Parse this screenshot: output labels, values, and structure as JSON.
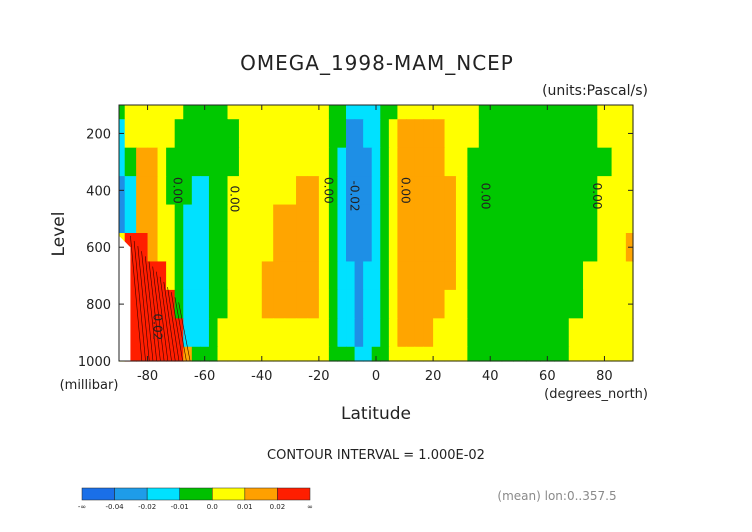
{
  "chart_data": {
    "type": "heatmap",
    "title": "OMEGA_1998-MAM_NCEP",
    "units": "(units:Pascal/s)",
    "xlabel": "Latitude",
    "x_unit": "(degrees_north)",
    "ylabel": "Level",
    "y_unit": "(millibar)",
    "xlim": [
      -90,
      90
    ],
    "ylim": [
      1000,
      100
    ],
    "x_ticks": [
      "-80",
      "-60",
      "-40",
      "-20",
      "0",
      "20",
      "40",
      "60",
      "80"
    ],
    "y_ticks": [
      "200",
      "400",
      "600",
      "800",
      "1000"
    ],
    "contour_interval": "CONTOUR INTERVAL = 1.000E-02",
    "footer_note": "(mean) lon:0..357.5",
    "contour_labels": [
      {
        "lat": -71,
        "level": 400,
        "text": "0.00"
      },
      {
        "lat": -51,
        "level": 430,
        "text": "0.00"
      },
      {
        "lat": -18,
        "level": 400,
        "text": "0.00"
      },
      {
        "lat": -9,
        "level": 420,
        "text": "-0.02"
      },
      {
        "lat": 9,
        "level": 400,
        "text": "0.00"
      },
      {
        "lat": 37,
        "level": 420,
        "text": "0.00"
      },
      {
        "lat": 76,
        "level": 420,
        "text": "0.00"
      },
      {
        "lat": -78,
        "level": 880,
        "text": "0.02"
      }
    ],
    "colorbar": {
      "labels": [
        "-∞",
        "-0.04",
        "-0.02",
        "-0.01",
        "0.0",
        "0.01",
        "0.02",
        "∞"
      ],
      "colors": [
        "#1a6fe8",
        "#1e9ce9",
        "#00e1ff",
        "#00c000",
        "#ffff00",
        "#ffa000",
        "#ff1e00"
      ]
    },
    "level_colors": {
      "lt_m002": "#1e8fe6",
      "m002_m001": "#00e1ff",
      "m001_0": "#00c800",
      "0_001": "#ffff00",
      "001_002": "#ffa500",
      "gt_002": "#ff1e00"
    },
    "field": {
      "description_of_grid": "omega values at sample latitudes (columns) and levels (rows)",
      "lats": [
        -90,
        -86,
        -82,
        -78,
        -75,
        -72,
        -69,
        -66,
        -63,
        -60,
        -57,
        -54,
        -50,
        -46,
        -42,
        -38,
        -34,
        -30,
        -26,
        -22,
        -18,
        -15,
        -12,
        -9,
        -6,
        -3,
        0,
        3,
        6,
        9,
        12,
        15,
        18,
        22,
        26,
        30,
        34,
        38,
        42,
        46,
        50,
        55,
        60,
        65,
        70,
        75,
        80,
        85,
        90
      ],
      "levels": [
        100,
        200,
        300,
        400,
        500,
        600,
        700,
        800,
        900,
        1000
      ],
      "values": [
        [
          -0.005,
          0.003,
          0.003,
          0.003,
          0.003,
          0.003,
          0.003,
          -0.004,
          -0.004,
          -0.004,
          -0.004,
          -0.004,
          0.003,
          0.003,
          0.003,
          0.003,
          0.003,
          0.003,
          0.003,
          0.003,
          0.003,
          -0.003,
          -0.005,
          -0.012,
          -0.012,
          -0.012,
          -0.012,
          -0.005,
          -0.004,
          0.003,
          0.003,
          0.003,
          0.003,
          0.003,
          0.003,
          0.003,
          0.003,
          -0.003,
          -0.003,
          -0.003,
          -0.003,
          -0.003,
          -0.003,
          -0.003,
          -0.003,
          -0.003,
          0.003,
          0.003,
          0.003
        ],
        [
          -0.012,
          0.004,
          0.004,
          0.003,
          0.003,
          0.002,
          -0.003,
          -0.004,
          -0.004,
          -0.004,
          -0.004,
          -0.004,
          -0.004,
          0.003,
          0.003,
          0.003,
          0.003,
          0.003,
          0.003,
          0.003,
          0.003,
          -0.003,
          -0.006,
          -0.022,
          -0.025,
          -0.014,
          -0.012,
          -0.004,
          0.003,
          0.012,
          0.012,
          0.012,
          0.012,
          0.012,
          0.003,
          0.003,
          0.003,
          -0.003,
          -0.003,
          -0.003,
          -0.003,
          -0.003,
          -0.003,
          -0.003,
          -0.003,
          -0.003,
          0.003,
          0.003,
          0.003
        ],
        [
          -0.014,
          -0.004,
          0.012,
          0.012,
          0.003,
          -0.002,
          -0.004,
          -0.004,
          -0.004,
          -0.004,
          -0.004,
          -0.004,
          -0.004,
          0.003,
          0.003,
          0.003,
          0.003,
          0.003,
          0.003,
          0.003,
          0.003,
          -0.003,
          -0.012,
          -0.025,
          -0.025,
          -0.025,
          -0.012,
          -0.004,
          0.003,
          0.012,
          0.012,
          0.012,
          0.012,
          0.012,
          0.003,
          0.003,
          -0.003,
          -0.003,
          -0.003,
          -0.003,
          -0.003,
          -0.003,
          -0.003,
          -0.003,
          -0.003,
          -0.003,
          -0.003,
          0.003,
          0.003
        ],
        [
          -0.022,
          -0.012,
          0.012,
          0.012,
          0.003,
          -0.003,
          -0.004,
          -0.004,
          -0.012,
          -0.012,
          -0.004,
          -0.004,
          0.003,
          0.003,
          0.003,
          0.003,
          0.003,
          0.003,
          0.012,
          0.012,
          0.003,
          -0.003,
          -0.012,
          -0.025,
          -0.025,
          -0.025,
          -0.012,
          -0.004,
          0.003,
          0.012,
          0.012,
          0.012,
          0.012,
          0.012,
          0.012,
          0.003,
          -0.003,
          -0.003,
          -0.003,
          -0.003,
          -0.003,
          -0.003,
          -0.003,
          -0.003,
          -0.003,
          -0.003,
          0.003,
          0.003,
          0.003
        ],
        [
          -0.022,
          -0.012,
          0.012,
          0.012,
          0.003,
          0.003,
          -0.004,
          -0.012,
          -0.012,
          -0.012,
          -0.004,
          -0.004,
          0.003,
          0.003,
          0.003,
          0.003,
          0.012,
          0.012,
          0.012,
          0.012,
          0.003,
          -0.003,
          -0.012,
          -0.025,
          -0.025,
          -0.025,
          -0.012,
          -0.004,
          0.003,
          0.012,
          0.012,
          0.012,
          0.012,
          0.012,
          0.012,
          0.003,
          -0.003,
          -0.003,
          -0.003,
          -0.003,
          -0.003,
          -0.003,
          -0.003,
          -0.003,
          -0.003,
          -0.003,
          0.003,
          0.003,
          0.003
        ],
        [
          0.003,
          0.025,
          0.025,
          0.012,
          0.003,
          0.003,
          -0.004,
          -0.012,
          -0.012,
          -0.012,
          -0.004,
          -0.004,
          0.003,
          0.003,
          0.003,
          0.003,
          0.012,
          0.012,
          0.012,
          0.012,
          0.003,
          -0.003,
          -0.012,
          -0.025,
          -0.025,
          -0.025,
          -0.012,
          -0.004,
          0.003,
          0.012,
          0.012,
          0.012,
          0.012,
          0.012,
          0.012,
          0.003,
          -0.003,
          -0.003,
          -0.003,
          -0.003,
          -0.003,
          -0.003,
          -0.003,
          -0.003,
          -0.003,
          -0.003,
          0.003,
          0.003,
          0.012
        ],
        [
          0.003,
          0.025,
          0.035,
          0.025,
          0.022,
          0.003,
          -0.004,
          -0.012,
          -0.012,
          -0.012,
          -0.004,
          -0.004,
          0.003,
          0.003,
          0.003,
          0.012,
          0.012,
          0.012,
          0.012,
          0.012,
          0.003,
          -0.003,
          -0.012,
          -0.012,
          -0.025,
          -0.012,
          -0.012,
          -0.004,
          0.003,
          0.012,
          0.012,
          0.012,
          0.012,
          0.012,
          0.012,
          0.003,
          -0.003,
          -0.003,
          -0.003,
          -0.003,
          -0.003,
          -0.003,
          -0.003,
          -0.003,
          -0.003,
          0.003,
          0.003,
          0.003,
          0.003
        ],
        [
          0.003,
          0.035,
          0.035,
          0.025,
          0.025,
          0.022,
          -0.004,
          -0.012,
          -0.012,
          -0.012,
          -0.004,
          -0.004,
          0.003,
          0.003,
          0.003,
          0.012,
          0.012,
          0.012,
          0.012,
          0.012,
          0.003,
          -0.003,
          -0.012,
          -0.012,
          -0.025,
          -0.012,
          -0.012,
          -0.004,
          0.003,
          0.012,
          0.012,
          0.012,
          0.012,
          0.012,
          0.003,
          0.003,
          -0.003,
          -0.003,
          -0.003,
          -0.003,
          -0.003,
          -0.003,
          -0.003,
          -0.003,
          -0.003,
          0.003,
          0.003,
          0.003,
          0.003
        ],
        [
          0.003,
          0.035,
          0.035,
          0.035,
          0.025,
          0.025,
          0.022,
          -0.012,
          -0.012,
          -0.012,
          -0.004,
          0.003,
          0.003,
          0.003,
          0.003,
          0.003,
          0.003,
          0.003,
          0.003,
          0.003,
          0.003,
          -0.003,
          -0.012,
          -0.012,
          -0.025,
          -0.012,
          -0.012,
          -0.004,
          0.003,
          0.012,
          0.012,
          0.012,
          0.012,
          0.003,
          0.003,
          0.003,
          -0.003,
          -0.003,
          -0.003,
          -0.003,
          -0.003,
          -0.003,
          -0.003,
          -0.003,
          0.003,
          0.003,
          0.003,
          0.003,
          0.003
        ],
        [
          0.003,
          0.035,
          0.035,
          0.035,
          0.035,
          0.025,
          0.025,
          0.012,
          -0.004,
          -0.004,
          -0.004,
          0.003,
          0.003,
          0.003,
          0.003,
          0.003,
          0.003,
          0.003,
          0.003,
          0.003,
          0.003,
          -0.003,
          -0.004,
          -0.004,
          -0.012,
          -0.012,
          -0.004,
          -0.004,
          0.003,
          0.003,
          0.003,
          0.003,
          0.003,
          0.003,
          0.003,
          0.003,
          -0.003,
          -0.003,
          -0.003,
          -0.003,
          -0.003,
          -0.003,
          -0.003,
          -0.003,
          0.003,
          0.003,
          0.003,
          0.003,
          0.003
        ]
      ]
    }
  }
}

SET TASK:
Gather each line of the listing that holds the string "values".

RESULT OF THE TASK:
Parse this screenshot: output labels, values, and structure as JSON.
      "description_of_grid": "omega values at sample latitudes (columns) and levels (rows)",
      "values": [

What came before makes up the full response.